_GIVEN RECORDS:_

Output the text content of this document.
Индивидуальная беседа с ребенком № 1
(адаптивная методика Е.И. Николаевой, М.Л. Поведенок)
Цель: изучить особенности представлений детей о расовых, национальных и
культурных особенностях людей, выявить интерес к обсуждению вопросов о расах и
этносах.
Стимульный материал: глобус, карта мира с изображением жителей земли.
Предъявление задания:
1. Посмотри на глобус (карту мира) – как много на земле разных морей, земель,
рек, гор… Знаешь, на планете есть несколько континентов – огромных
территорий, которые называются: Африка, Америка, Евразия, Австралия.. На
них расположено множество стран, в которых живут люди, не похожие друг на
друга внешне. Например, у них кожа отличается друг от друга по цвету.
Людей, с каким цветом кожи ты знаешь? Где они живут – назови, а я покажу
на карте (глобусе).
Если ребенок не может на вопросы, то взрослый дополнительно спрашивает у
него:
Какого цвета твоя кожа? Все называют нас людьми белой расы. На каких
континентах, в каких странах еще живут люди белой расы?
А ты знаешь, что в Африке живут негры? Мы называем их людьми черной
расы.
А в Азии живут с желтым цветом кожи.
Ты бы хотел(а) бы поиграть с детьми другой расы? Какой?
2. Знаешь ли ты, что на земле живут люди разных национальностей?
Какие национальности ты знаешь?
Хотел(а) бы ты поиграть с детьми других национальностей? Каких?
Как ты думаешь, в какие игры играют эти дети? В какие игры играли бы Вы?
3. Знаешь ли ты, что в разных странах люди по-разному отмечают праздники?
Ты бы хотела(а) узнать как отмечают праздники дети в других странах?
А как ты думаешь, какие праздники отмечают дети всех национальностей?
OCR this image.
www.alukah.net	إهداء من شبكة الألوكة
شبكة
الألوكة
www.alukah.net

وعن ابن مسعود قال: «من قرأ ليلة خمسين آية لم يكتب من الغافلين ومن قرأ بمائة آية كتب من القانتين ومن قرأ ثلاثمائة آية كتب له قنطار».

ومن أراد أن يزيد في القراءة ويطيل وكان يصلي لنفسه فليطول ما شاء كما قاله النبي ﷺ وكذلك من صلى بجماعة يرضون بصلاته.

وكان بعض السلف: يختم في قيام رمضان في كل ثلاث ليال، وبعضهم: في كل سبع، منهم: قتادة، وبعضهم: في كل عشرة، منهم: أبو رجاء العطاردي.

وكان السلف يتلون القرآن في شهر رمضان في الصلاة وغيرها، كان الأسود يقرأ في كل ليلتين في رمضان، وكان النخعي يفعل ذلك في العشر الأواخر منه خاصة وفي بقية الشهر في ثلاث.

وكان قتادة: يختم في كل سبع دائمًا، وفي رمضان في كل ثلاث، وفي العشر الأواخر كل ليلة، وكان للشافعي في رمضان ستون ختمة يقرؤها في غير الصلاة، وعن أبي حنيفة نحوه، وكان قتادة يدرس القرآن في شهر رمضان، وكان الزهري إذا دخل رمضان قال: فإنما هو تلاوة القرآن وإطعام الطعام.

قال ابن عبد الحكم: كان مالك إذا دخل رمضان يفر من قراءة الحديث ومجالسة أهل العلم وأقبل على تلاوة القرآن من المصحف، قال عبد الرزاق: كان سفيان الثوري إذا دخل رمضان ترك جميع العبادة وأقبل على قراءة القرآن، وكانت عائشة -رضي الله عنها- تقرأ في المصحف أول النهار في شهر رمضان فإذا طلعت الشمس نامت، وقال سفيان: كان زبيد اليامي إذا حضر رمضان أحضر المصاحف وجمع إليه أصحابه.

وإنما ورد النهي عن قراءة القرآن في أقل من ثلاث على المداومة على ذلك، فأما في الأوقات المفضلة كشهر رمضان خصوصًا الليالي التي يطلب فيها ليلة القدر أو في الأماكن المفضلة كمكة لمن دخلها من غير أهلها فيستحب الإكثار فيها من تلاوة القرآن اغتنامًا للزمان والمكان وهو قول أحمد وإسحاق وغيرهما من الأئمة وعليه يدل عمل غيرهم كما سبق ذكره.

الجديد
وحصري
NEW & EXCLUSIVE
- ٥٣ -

_REQUIRED WORK:_
Each entry above is to be quoted exactly.

_SOLVED PROBLEM:_
Output the text content of this document.
Индивидуальная беседа с ребенком № 1
(адаптивная методика Е.И. Николаевой, М.Л. Поведенок)
Цель: изучить особенности представлений детей о расовых, национальных и
культурных особенностях людей, выявить интерес к обсуждению вопросов о расах и
этносах.
Стимульный материал: глобус, карта мира с изображением жителей земли.
Предъявление задания:
1. Посмотри на глобус (карту мира) – как много на земле разных морей, земель,
рек, гор… Знаешь, на планете есть несколько континентов – огромных
территорий, которые называются: Африка, Америка, Евразия, Австралия.. На
них расположено множество стран, в которых живут люди, не похожие друг на
друга внешне. Например, у них кожа отличается друг от друга по цвету.
Людей, с каким цветом кожи ты знаешь? Где они живут – назови, а я покажу
на карте (глобусе).
Если ребенок не может на вопросы, то взрослый дополнительно спрашивает у
него:
Какого цвета твоя кожа? Все называют нас людьми белой расы. На каких
континентах, в каких странах еще живут люди белой расы?
А ты знаешь, что в Африке живут негры? Мы называем их людьми черной
расы.
А в Азии живут с желтым цветом кожи.
Ты бы хотел(а) бы поиграть с детьми другой расы? Какой?
2. Знаешь ли ты, что на земле живут люди разных национальностей?
Какие национальности ты знаешь?
Хотел(а) бы ты поиграть с детьми других национальностей? Каких?
Как ты думаешь, в какие игры играют эти дети? В какие игры играли бы Вы?
3. Знаешь ли ты, что в разных странах люди по-разному отмечают праздники?
Ты бы хотела(а) узнать как отмечают праздники дети в других странах?
А как ты думаешь, какие праздники отмечают дети всех национальностей?
OCR this image.
www.alukah.net	إهداء من شبكة الألوكة
شبكة
الألوكة
www.alukah.net

وعن ابن مسعود قال: «من قرأ ليلة خمسين آية لم يكتب من الغافلين ومن قرأ بمائة آية كتب من القانتين ومن قرأ ثلاثمائة آية كتب له قنطار».

ومن أراد أن يزيد في القراءة ويطيل وكان يصلي لنفسه فليطول ما شاء كما قاله النبي ﷺ وكذلك من صلى بجماعة يرضون بصلاته.

وكان بعض السلف: يختم في قيام رمضان في كل ثلاث ليال، وبعضهم: في كل سبع، منهم: قتادة، وبعضهم: في كل عشرة، منهم: أبو رجاء العطاردي.

وكان السلف يتلون القرآن في شهر رمضان في الصلاة وغيرها، كان الأسود يقرأ في كل ليلتين في رمضان، وكان النخعي يفعل ذلك في العشر الأواخر منه خاصة وفي بقية الشهر في ثلاث.

وكان قتادة: يختم في كل سبع دائمًا، وفي رمضان في كل ثلاث، وفي العشر الأواخر كل ليلة، وكان للشافعي في رمضان ستون ختمة يقرؤها في غير الصلاة، وعن أبي حنيفة نحوه، وكان قتادة يدرس القرآن في شهر رمضان، وكان الزهري إذا دخل رمضان قال: فإنما هو تلاوة القرآن وإطعام الطعام.

قال ابن عبد الحكم: كان مالك إذا دخل رمضان يفر من قراءة الحديث ومجالسة أهل العلم وأقبل على تلاوة القرآن من المصحف، قال عبد الرزاق: كان سفيان الثوري إذا دخل رمضان ترك جميع العبادة وأقبل على قراءة القرآن، وكانت عائشة -رضي الله عنها- تقرأ في المصحف أول النهار في شهر رمضان فإذا طلعت الشمس نامت، وقال سفيان: كان زبيد اليامي إذا حضر رمضان أحضر المصاحف وجمع إليه أصحابه.

وإنما ورد النهي عن قراءة القرآن في أقل من ثلاث على المداومة على ذلك، فأما في الأوقات المفضلة كشهر رمضان خصوصًا الليالي التي يطلب فيها ليلة القدر أو في الأماكن المفضلة كمكة لمن دخلها من غير أهلها فيستحب الإكثار فيها من تلاوة القرآن اغتنامًا للزمان والمكان وهو قول أحمد وإسحاق وغيرهما من الأئمة وعليه يدل عمل غيرهم كما سبق ذكره.

الجديد
وحصري
NEW & EXCLUSIVE
- ٥٣ -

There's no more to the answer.